**Exercise aim**
Please list all lines of the material below in which the string "lichaam" occurs.

**Input for this task**
========================

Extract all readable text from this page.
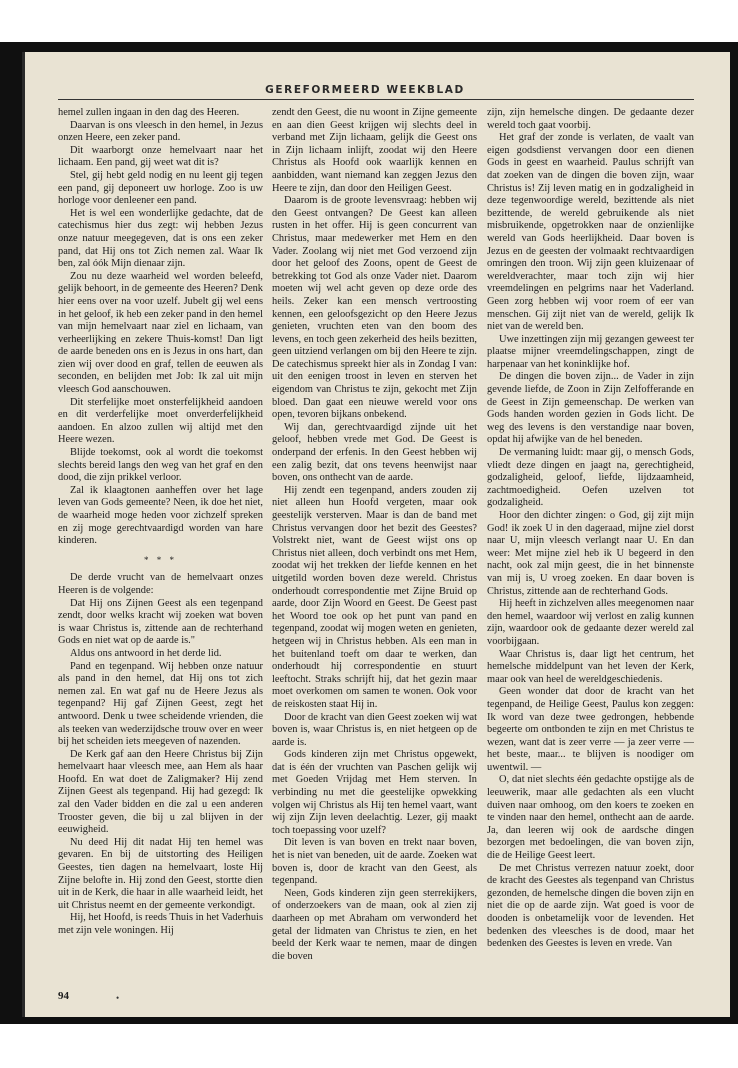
GEREFORMEERD WEEKBLAD

hemel zullen ingaan in den dag des Heeren.

Daarvan is ons vleesch in den hemel, in Jezus onzen Heere, een zeker pand.

Dit waarborgt onze hemelvaart naar het lichaam. Een pand, gij weet wat dit is?

Stel, gij hebt geld nodig en nu leent gij tegen een pand, gij deponeert uw horloge. Zoo is uw horloge voor denleener een pand.

Het is wel een wonderlijke gedachte, dat de catechismus hier dus zegt: wij hebben Jezus onze natuur meegegeven, dat is ons een zeker pand, dat Hij ons tot Zich nemen zal. Waar Ik ben, zal óók Mijn dienaar zijn.

Zou nu deze waarheid wel worden beleefd, gelijk behoort, in de gemeente des Heeren? Denk hier eens over na voor uzelf. Jubelt gij wel eens in het geloof, ik heb een zeker pand in den hemel van mijn hemelvaart naar ziel en lichaam, van verheerlijking en zekere Thuis-komst! Dan ligt de aarde beneden ons en is Jezus in ons hart, dan zien wij over dood en graf, tellen de eeuwen als seconden, en belijden met Job: Ik zal uit mijn vleesch God aanschouwen.

Dit sterfelijke moet onsterfelijkheid aandoen en dit verderfelijke moet onverderfelijkheid aandoen. En alzoo zullen wij altijd met den Heere wezen.

Blijde toekomst, ook al wordt die toekomst slechts bereid langs den weg van het graf en den dood, die zijn prikkel verloor.

Zal ik klaagtonen aanheffen over het lage leven van Gods gemeente? Neen, ik doe het niet, de waarheid moge heden voor zichzelf spreken en zij moge gerechtvaardigd worden van hare kinderen.

* * *

De derde vrucht van de hemelvaart onzes Heeren is de volgende:

Dat Hij ons Zijnen Geest als een tegenpand zendt, door welks kracht wij zoeken wat boven is waar Christus is, zittende aan de rechterhand Gods en niet wat op de aarde is."

Aldus ons antwoord in het derde lid.

Pand en tegenpand. Wij hebben onze natuur als pand in den hemel, dat Hij ons tot zich nemen zal. En wat gaf nu de Heere Jezus als tegenpand? Hij gaf Zijnen Geest, zegt het antwoord. Denk u twee scheidende vrienden, die als teeken van wederzijdsche trouw over en weer bij het scheiden iets meegeven of nazenden.

De Kerk gaf aan den Heere Christus bij Zijn hemelvaart haar vleesch mee, aan Hem als haar Hoofd. En wat doet de Zaligmaker? Hij zend Zijnen Geest als tegenpand. Hij had gezegd: Ik zal den Vader bidden en die zal u een anderen Trooster geven, die bij u zal blijven in der eeuwigheid.

Nu deed Hij dit nadat Hij ten hemel was gevaren. En bij de uitstorting des Heiligen Geestes, tien dagen na hemelvaart, loste Hij Zijne belofte in. Hij zond den Geest, stortte dien uit in de Kerk, die haar in alle waarheid leidt, het uit Christus neemt en der gemeente verkondigt.

Hij, het Hoofd, is reeds Thuis in het Vaderhuis met zijn vele woningen. Hij

zendt den Geest, die nu woont in Zijne gemeente en aan dien Geest krijgen wij slechts deel in verband met Zijn lichaam, gelijk die Geest ons in Zijn lichaam inlijft, zoodat wij den Heere Christus als Hoofd ook waarlijk kennen en aanbidden, want niemand kan zeggen Jezus den Heere te zijn, dan door den Heiligen Geest.

Daarom is de groote levensvraag: hebben wij den Geest ontvangen? De Geest kan alleen rusten in het offer. Hij is geen concurrent van Christus, maar medewerker met Hem en den Vader. Zoolang wij niet met God verzoend zijn door het geloof des Zoons, opent de Geest de betrekking tot God als onze Vader niet. Daarom moeten wij wel acht geven op deze orde des heils. Zeker kan een mensch vertroosting kennen, een geloofsgezicht op den Heere Jezus genieten, vruchten eten van den boom des levens, en toch geen zekerheid des heils bezitten, geen uitziend verlangen om bij den Heere te zijn. De catechismus spreekt hier als in Zondag I van: uit den eenigen troost in leven en sterven het eigendom van Christus te zijn, gekocht met Zijn bloed. Dan gaat een nieuwe wereld voor ons open, tevoren bijkans onbekend.

Wij dan, gerechtvaardigd zijnde uit het geloof, hebben vrede met God. De Geest is onderpand der erfenis. In den Geest hebben wij een zalig bezit, dat ons tevens heenwijst naar boven, ons onthecht van de aarde.

Hij zendt een tegenpand, anders zouden zij niet alleen hun Hoofd vergeten, maar ook geestelijk versterven. Maar is dan de band met Christus vervangen door het bezit des Geestes? Volstrekt niet, want de Geest wijst ons op Christus niet alleen, doch verbindt ons met Hem, zoodat wij het trekken der liefde kennen en het uitgetild worden boven deze wereld. Christus onderhoudt correspondentie met Zijne Bruid op aarde, door Zijn Woord en Geest. De Geest past het Woord toe ook op het punt van pand en tegenpand, zoodat wij mogen weten en genieten, hetgeen wij in Christus hebben. Als een man in het buitenland toeft om daar te werken, dan onderhoudt hij correspondentie en stuurt leeftocht. Straks schrijft hij, dat het gezin maar moet overkomen om samen te wonen. Ook voor de reiskosten staat Hij in.

Door de kracht van dien Geest zoeken wij wat boven is, waar Christus is, en niet hetgeen op de aarde is.

Gods kinderen zijn met Christus opgewekt, dat is één der vruchten van Paschen gelijk wij met Goeden Vrijdag met Hem sterven. In verbinding nu met die geestelijke opwekking volgen wij Christus als Hij ten hemel vaart, want wij zijn Zijn leven deelachtig. Lezer, gij maakt toch toepassing voor uzelf?

Dit leven is van boven en trekt naar boven, het is niet van beneden, uit de aarde. Zoeken wat boven is, door de kracht van den Geest, als tegenpand.

Neen, Gods kinderen zijn geen sterrekijkers, of onderzoekers van de maan, ook al zien zij daarheen op met Abraham om verwonderd het getal der lidmaten van Christus te zien, en het beeld der Kerk waar te nemen, maar de dingen die boven

zijn, zijn hemelsche dingen. De gedaante dezer wereld toch gaat voorbij.

Het graf der zonde is verlaten, de vaalt van eigen godsdienst vervangen door een dienen Gods in geest en waarheid. Paulus schrijft van dat zoeken van de dingen die boven zijn, waar Christus is! Zij leven matig en in godzaligheid in deze tegenwoordige wereld, bezittende als niet bezittende, de wereld gebruikende als niet misbruikende, opgetrokken naar de onzienlijke wereld van Gods heerlijkheid. Daar boven is Jezus en de geesten der volmaakt rechtvaardigen omringen den troon. Wij zijn geen kluizenaar of wereldverachter, maar toch zijn wij hier vreemdelingen en pelgrims naar het Vaderland. Geen zorg hebben wij voor roem of eer van menschen. Gij zijt niet van de wereld, gelijk Ik niet van de wereld ben.

Uwe inzettingen zijn mij gezangen geweest ter plaatse mijner vreemdelingschappen, zingt de harpenaar van het koninklijke hof.

De dingen die boven zijn... de Vader in zijn gevende liefde, de Zoon in Zijn Zelfofferande en de Geest in Zijn gemeenschap. De werken van Gods handen worden gezien in Gods licht. De weg des levens is den verstandige naar boven, opdat hij afwijke van de hel beneden.

De vermaning luidt: maar gij, o mensch Gods, vliedt deze dingen en jaagt na, gerechtigheid, godzaligheid, geloof, liefde, lijdzaamheid, zachtmoedigheid. Oefen uzelven tot godzaligheid.

Hoor den dichter zingen: o God, gij zijt mijn God! ik zoek U in den dageraad, mijne ziel dorst naar U, mijn vleesch verlangt naar U. En dan weer: Met mijne ziel heb ik U begeerd in den nacht, ook zal mijn geest, die in het binnenste van mij is, U vroeg zoeken. En daar boven is Christus, zittende aan de rechterhand Gods.

Hij heeft in zichzelven alles meegenomen naar den hemel, waardoor wij verlost en zalig kunnen zijn, waardoor ook de gedaante dezer wereld zal voorbijgaan.

Waar Christus is, daar ligt het centrum, het hemelsche middelpunt van het leven der Kerk, maar ook van heel de wereldgeschiedenis.

Geen wonder dat door de kracht van het tegenpand, de Heilige Geest, Paulus kon zeggen: Ik word van deze twee gedrongen, hebbende begeerte om ontbonden te zijn en met Christus te wezen, want dat is zeer verre — ja zeer verre — het beste, maar... te blijven is noodiger om uwentwil. —

O, dat niet slechts één gedachte opstijge als de leeuwerik, maar alle gedachten als een vlucht duiven naar omhoog, om den koers te zoeken en te vinden naar den hemel, onthecht aan de aarde. Ja, dan leeren wij ook de aardsche dingen bezorgen met bedoelingen, die van boven zijn, die de Heilige Geest leert.

De met Christus verrezen natuur zoekt, door de kracht des Geestes als tegenpand van Christus gezonden, de hemelsche dingen die boven zijn en niet die op de aarde zijn. Wat goed is voor de dooden is onbetamelijk voor de levenden. Het bedenken des vleesches is de dood, maar het bedenken des Geestes is leven en vrede. Van

94	•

========================

**Exercise result**
Dit waarborgt onze hemelvaart naar het lichaam. Een pand, gij weet wat dit is?
Zou nu deze waarheid wel worden beleefd, gelijk behoort, in de gemeente des Heeren? Denk hier eens over na voor uzelf. Jubelt gij wel eens in het geloof, ik heb een zeker pand in den hemel van mijn hemelvaart naar ziel en lichaam, van verheerlijking en zekere Thuis-komst! Dan ligt de aarde beneden ons en is Jezus in ons hart, dan zien wij over dood en graf, tellen de eeuwen als seconden, en belijden met Job: Ik zal uit mijn vleesch God aanschouwen.
zendt den Geest, die nu woont in Zijne gemeente en aan dien Geest krijgen wij slechts deel in verband met Zijn lichaam, gelijk die Geest ons in Zijn lichaam inlijft, zoodat wij den Heere Christus als Hoofd ook waarlijk kennen en aanbidden, want niemand kan zeggen Jezus den Heere te zijn, dan door den Heiligen Geest.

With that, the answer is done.